> [WRITTEN PROBLEM] Everything in the data should be repeated exactly, save for the images.
[START INFORMATION PROVIDED]
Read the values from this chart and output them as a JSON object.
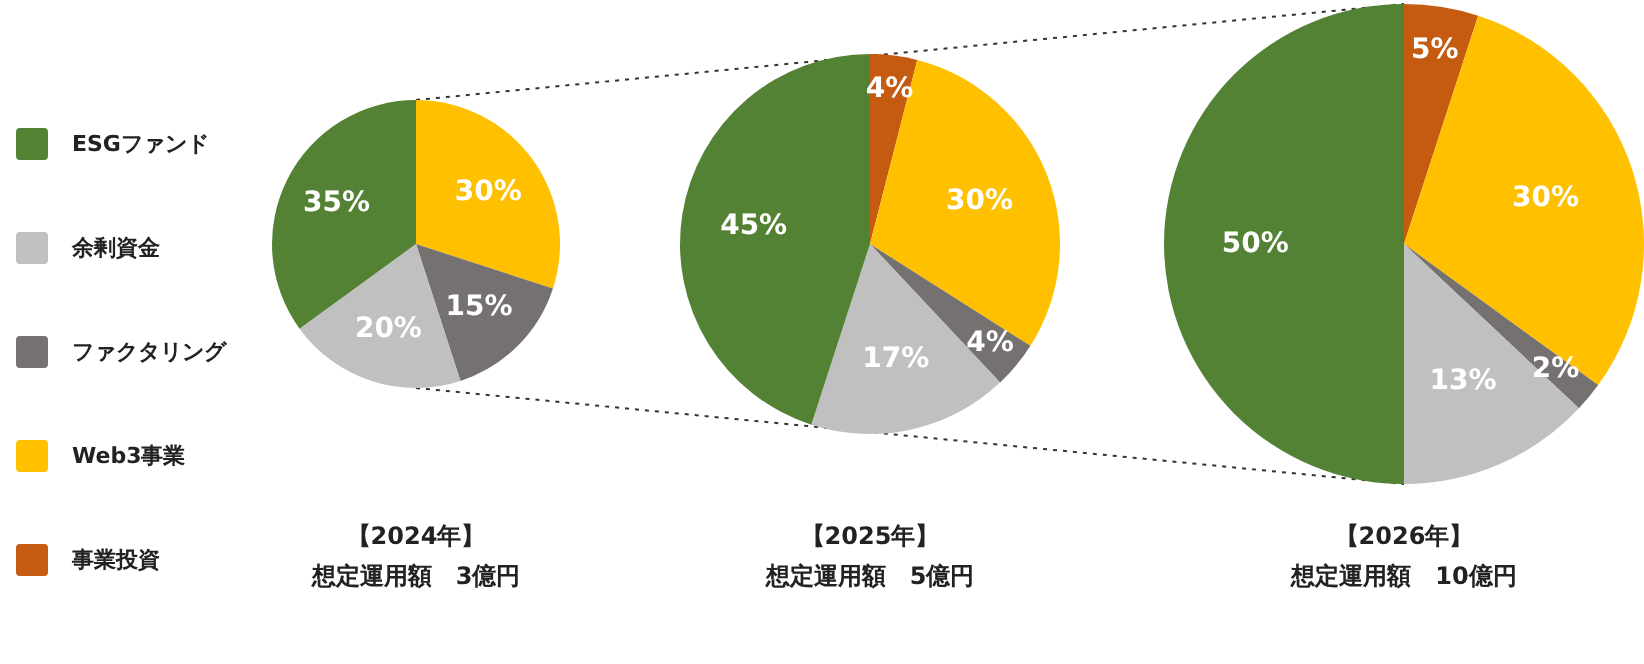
{
  "chart_data": [
    {
      "type": "pie",
      "title": "【2024年】",
      "subtitle": "想定運用額　3億円",
      "legend": "left",
      "categories": [
        "事業投資",
        "Web3事業",
        "ファクタリング",
        "余剰資金",
        "ESGファンド"
      ],
      "values": [
        0,
        30,
        15,
        20,
        35
      ],
      "value_labels": [
        null,
        "30%",
        "15%",
        "20%",
        "35%"
      ],
      "colors": [
        "#c55a11",
        "#ffc000",
        "#767171",
        "#c0c0c0",
        "#548235"
      ]
    },
    {
      "type": "pie",
      "title": "【2025年】",
      "subtitle": "想定運用額　5億円",
      "categories": [
        null,
        null,
        null,
        null,
        null
      ],
      "values": [
        4,
        30,
        4,
        17,
        45
      ],
      "value_labels": [
        "4%",
        "30%",
        "4%",
        "17%",
        "45%"
      ],
      "colors": [
        "#c55a11",
        "#ffc000",
        "#767171",
        "#c0c0c0",
        "#548235"
      ]
    },
    {
      "type": "pie",
      "title": "【2026年】",
      "subtitle": "想定運用額　10億円",
      "categories": [
        null,
        null,
        null,
        null,
        null
      ],
      "values": [
        5,
        30,
        2,
        13,
        50
      ],
      "value_labels": [
        "5%",
        "30%",
        "2%",
        "13%",
        "50%"
      ],
      "colors": [
        "#c55a11",
        "#ffc000",
        "#767171",
        "#c0c0c0",
        "#548235"
      ]
    }
  ]
}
[END INFORMATION PROVIDED]
> [PROBLEM SOLUTION]
Read the values from this chart and output them as a JSON object.
{
  "chart_data": [
    {
      "type": "pie",
      "title": "【2024年】",
      "subtitle": "想定運用額　3億円",
      "legend": "left",
      "categories": [
        "事業投資",
        "Web3事業",
        "ファクタリング",
        "余剰資金",
        "ESGファンド"
      ],
      "values": [
        0,
        30,
        15,
        20,
        35
      ],
      "value_labels": [
        null,
        "30%",
        "15%",
        "20%",
        "35%"
      ],
      "colors": [
        "#c55a11",
        "#ffc000",
        "#767171",
        "#c0c0c0",
        "#548235"
      ]
    },
    {
      "type": "pie",
      "title": "【2025年】",
      "subtitle": "想定運用額　5億円",
      "categories": [
        null,
        null,
        null,
        null,
        null
      ],
      "values": [
        4,
        30,
        4,
        17,
        45
      ],
      "value_labels": [
        "4%",
        "30%",
        "4%",
        "17%",
        "45%"
      ],
      "colors": [
        "#c55a11",
        "#ffc000",
        "#767171",
        "#c0c0c0",
        "#548235"
      ]
    },
    {
      "type": "pie",
      "title": "【2026年】",
      "subtitle": "想定運用額　10億円",
      "categories": [
        null,
        null,
        null,
        null,
        null
      ],
      "values": [
        5,
        30,
        2,
        13,
        50
      ],
      "value_labels": [
        "5%",
        "30%",
        "2%",
        "13%",
        "50%"
      ],
      "colors": [
        "#c55a11",
        "#ffc000",
        "#767171",
        "#c0c0c0",
        "#548235"
      ]
    }
  ]
}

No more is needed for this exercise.